Task: Leave out the pictures; transcribe all else exactly.

Figure record listings
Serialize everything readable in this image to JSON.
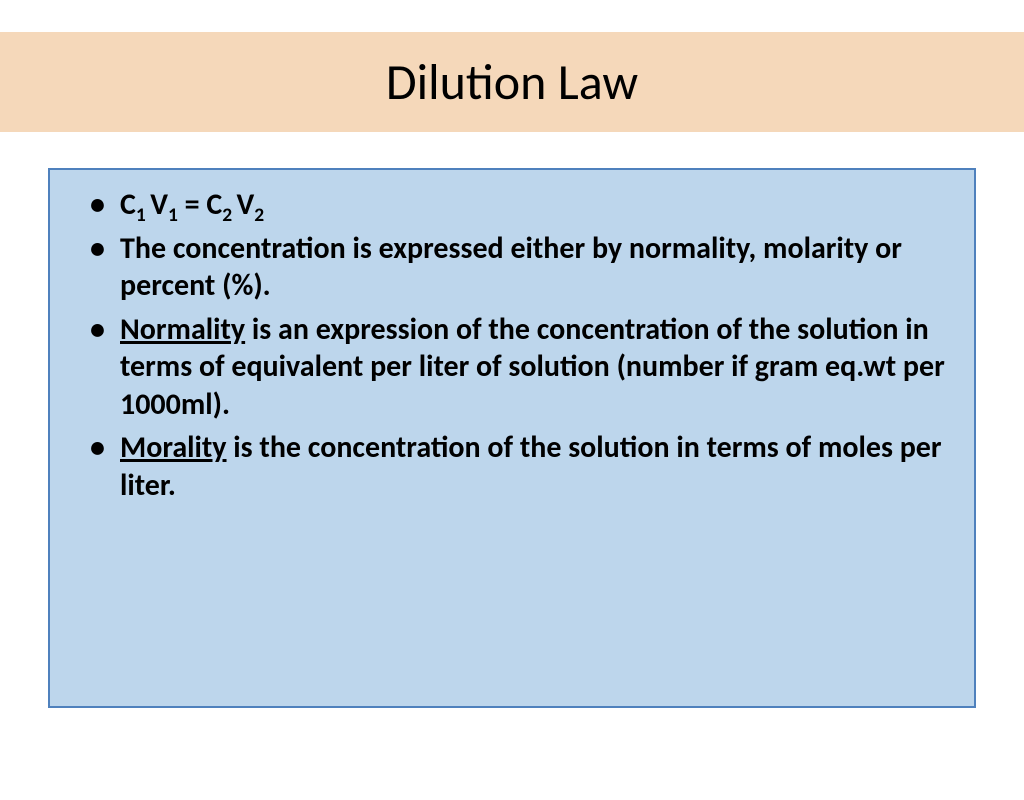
{
  "slide": {
    "title": "Dilution Law",
    "title_color": "#000000",
    "title_fontsize": 50,
    "title_band_color": "#f5d8ba",
    "content_box": {
      "background_color": "#bdd6ec",
      "border_color": "#4f81bd",
      "border_width": 2
    },
    "bullets": [
      {
        "parts": [
          {
            "text": "C",
            "sub": false,
            "underline": false
          },
          {
            "text": "1 ",
            "sub": true,
            "underline": false
          },
          {
            "text": "V",
            "sub": false,
            "underline": false
          },
          {
            "text": "1",
            "sub": true,
            "underline": false
          },
          {
            "text": " = C",
            "sub": false,
            "underline": false
          },
          {
            "text": "2 ",
            "sub": true,
            "underline": false
          },
          {
            "text": "V",
            "sub": false,
            "underline": false
          },
          {
            "text": "2",
            "sub": true,
            "underline": false
          }
        ]
      },
      {
        "parts": [
          {
            "text": "The concentration is expressed either by normality, molarity or percent (%).",
            "sub": false,
            "underline": false
          }
        ]
      },
      {
        "parts": [
          {
            "text": "Normality",
            "sub": false,
            "underline": true
          },
          {
            "text": " is an expression of the concentration of the solution in terms of equivalent per liter of solution (number if gram eq.wt per 1000ml).",
            "sub": false,
            "underline": false
          }
        ]
      },
      {
        "parts": [
          {
            "text": "Morality",
            "sub": false,
            "underline": true
          },
          {
            "text": " is the concentration of the solution in terms of moles per liter.",
            "sub": false,
            "underline": false
          }
        ]
      }
    ],
    "bullet_fontsize": 30,
    "text_color": "#000000",
    "background_color": "#ffffff"
  }
}
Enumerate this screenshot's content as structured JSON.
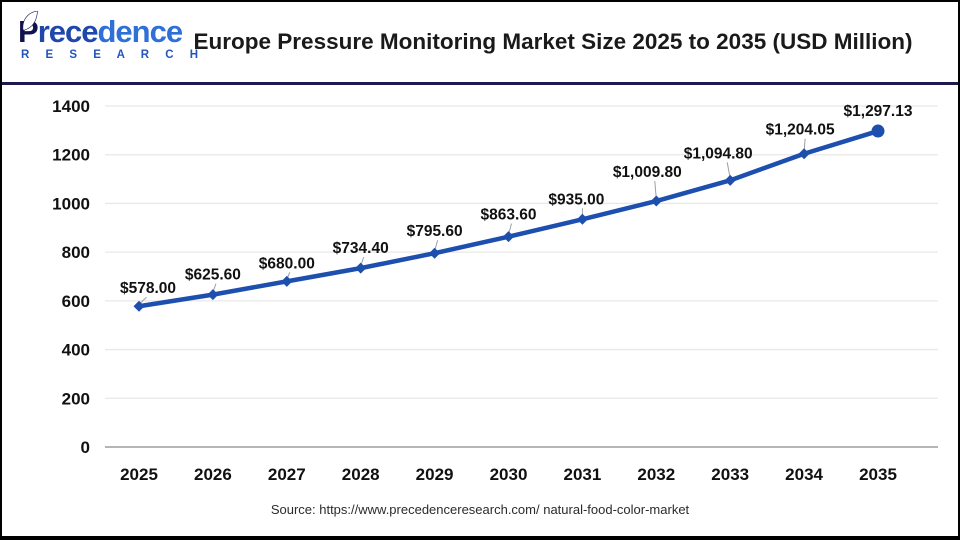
{
  "logo": {
    "brand_first": "P",
    "brand_mid": "rece",
    "brand_end": "dence",
    "sub": "R E S E A R C H",
    "leaf_icon": "leaf-icon"
  },
  "header": {
    "title": "Europe Pressure Monitoring Market Size 2025 to 2035 (USD Million)"
  },
  "footer": {
    "source": "Source: https://www.precedenceresearch.com/ natural-food-color-market"
  },
  "colors": {
    "line": "#1d4fae",
    "marker": "#1d4fae",
    "grid": "#e8e8e8",
    "baseline": "#b5b5b5",
    "leader": "#9aa0a6",
    "tick_text": "#111111",
    "data_label": "#111111",
    "divider": "#1b1b4f",
    "brand_blue": "#2553c0"
  },
  "chart_data": {
    "type": "line",
    "title": "Europe Pressure Monitoring Market Size 2025 to 2035 (USD Million)",
    "categories": [
      "2025",
      "2026",
      "2027",
      "2028",
      "2029",
      "2030",
      "2031",
      "2032",
      "2033",
      "2034",
      "2035"
    ],
    "values": [
      578.0,
      625.6,
      680.0,
      734.4,
      795.6,
      863.6,
      935.0,
      1009.8,
      1094.8,
      1204.05,
      1297.13
    ],
    "point_labels": [
      "$578.00",
      "$625.60",
      "$680.00",
      "$734.40",
      "$795.60",
      "$863.60",
      "$935.00",
      "$1,009.80",
      "$1,094.80",
      "$1,204.05",
      "$1,297.13"
    ],
    "yticks": [
      0,
      200,
      400,
      600,
      800,
      1000,
      1200,
      1400
    ],
    "ylim": [
      0,
      1400
    ],
    "xlabel": "",
    "ylabel": "",
    "grid": true,
    "legend": "none",
    "series_name": "Europe Pressure Monitoring Market Size (USD Million)"
  }
}
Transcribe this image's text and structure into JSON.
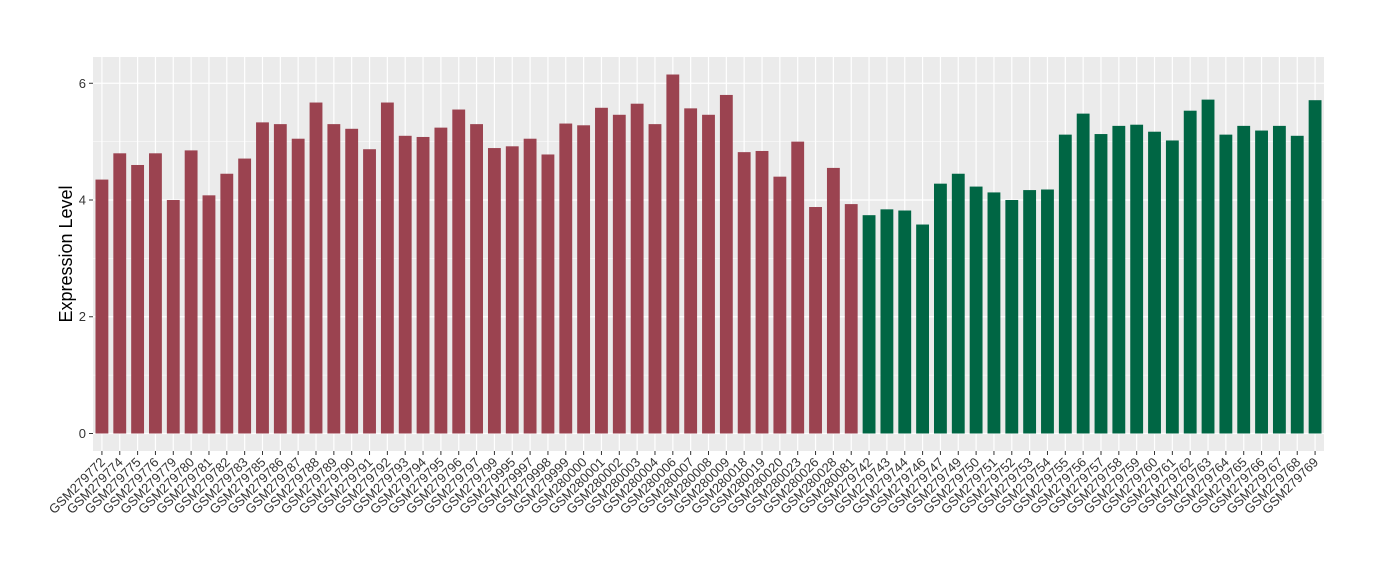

Reply:
Serialize everything readable in this image to JSON.
{
  "slide": {
    "title": "Dilution Law",
    "title_color": "#000000",
    "title_fontsize": 50,
    "title_band_color": "#f5d8ba",
    "content_box": {
      "background_color": "#bdd6ec",
      "border_color": "#4f81bd",
      "border_width": 2
    },
    "bullets": [
      {
        "parts": [
          {
            "text": "C",
            "sub": false,
            "underline": false
          },
          {
            "text": "1 ",
            "sub": true,
            "underline": false
          },
          {
            "text": "V",
            "sub": false,
            "underline": false
          },
          {
            "text": "1",
            "sub": true,
            "underline": false
          },
          {
            "text": " = C",
            "sub": false,
            "underline": false
          },
          {
            "text": "2 ",
            "sub": true,
            "underline": false
          },
          {
            "text": "V",
            "sub": false,
            "underline": false
          },
          {
            "text": "2",
            "sub": true,
            "underline": false
          }
        ]
      },
      {
        "parts": [
          {
            "text": "The concentration is expressed either by normality, molarity or percent (%).",
            "sub": false,
            "underline": false
          }
        ]
      },
      {
        "parts": [
          {
            "text": "Normality",
            "sub": false,
            "underline": true
          },
          {
            "text": " is an expression of the concentration of the solution in terms of equivalent per liter of solution (number if gram eq.wt per 1000ml).",
            "sub": false,
            "underline": false
          }
        ]
      },
      {
        "parts": [
          {
            "text": "Morality",
            "sub": false,
            "underline": true
          },
          {
            "text": " is the concentration of the solution in terms of moles per liter.",
            "sub": false,
            "underline": false
          }
        ]
      }
    ],
    "bullet_fontsize": 30,
    "text_color": "#000000",
    "background_color": "#ffffff"
  }
}
Enumerate this screenshot's content as structured JSON.
{
  "logo": {
    "brand_first": "P",
    "brand_mid": "rece",
    "brand_end": "dence",
    "sub": "R E S E A R C H",
    "leaf_icon": "leaf-icon"
  },
  "header": {
    "title": "Europe Pressure Monitoring Market Size 2025 to 2035 (USD Million)"
  },
  "footer": {
    "source": "Source: https://www.precedenceresearch.com/ natural-food-color-market"
  },
  "colors": {
    "line": "#1d4fae",
    "marker": "#1d4fae",
    "grid": "#e8e8e8",
    "baseline": "#b5b5b5",
    "leader": "#9aa0a6",
    "tick_text": "#111111",
    "data_label": "#111111",
    "divider": "#1b1b4f",
    "brand_blue": "#2553c0"
  },
  "chart_data": {
    "type": "line",
    "title": "Europe Pressure Monitoring Market Size 2025 to 2035 (USD Million)",
    "categories": [
      "2025",
      "2026",
      "2027",
      "2028",
      "2029",
      "2030",
      "2031",
      "2032",
      "2033",
      "2034",
      "2035"
    ],
    "values": [
      578.0,
      625.6,
      680.0,
      734.4,
      795.6,
      863.6,
      935.0,
      1009.8,
      1094.8,
      1204.05,
      1297.13
    ],
    "point_labels": [
      "$578.00",
      "$625.60",
      "$680.00",
      "$734.40",
      "$795.60",
      "$863.60",
      "$935.00",
      "$1,009.80",
      "$1,094.80",
      "$1,204.05",
      "$1,297.13"
    ],
    "yticks": [
      0,
      200,
      400,
      600,
      800,
      1000,
      1200,
      1400
    ],
    "ylim": [
      0,
      1400
    ],
    "xlabel": "",
    "ylabel": "",
    "grid": true,
    "legend": "none",
    "series_name": "Europe Pressure Monitoring Market Size (USD Million)"
  }
}
Transcribe this image's text and structure into JSON.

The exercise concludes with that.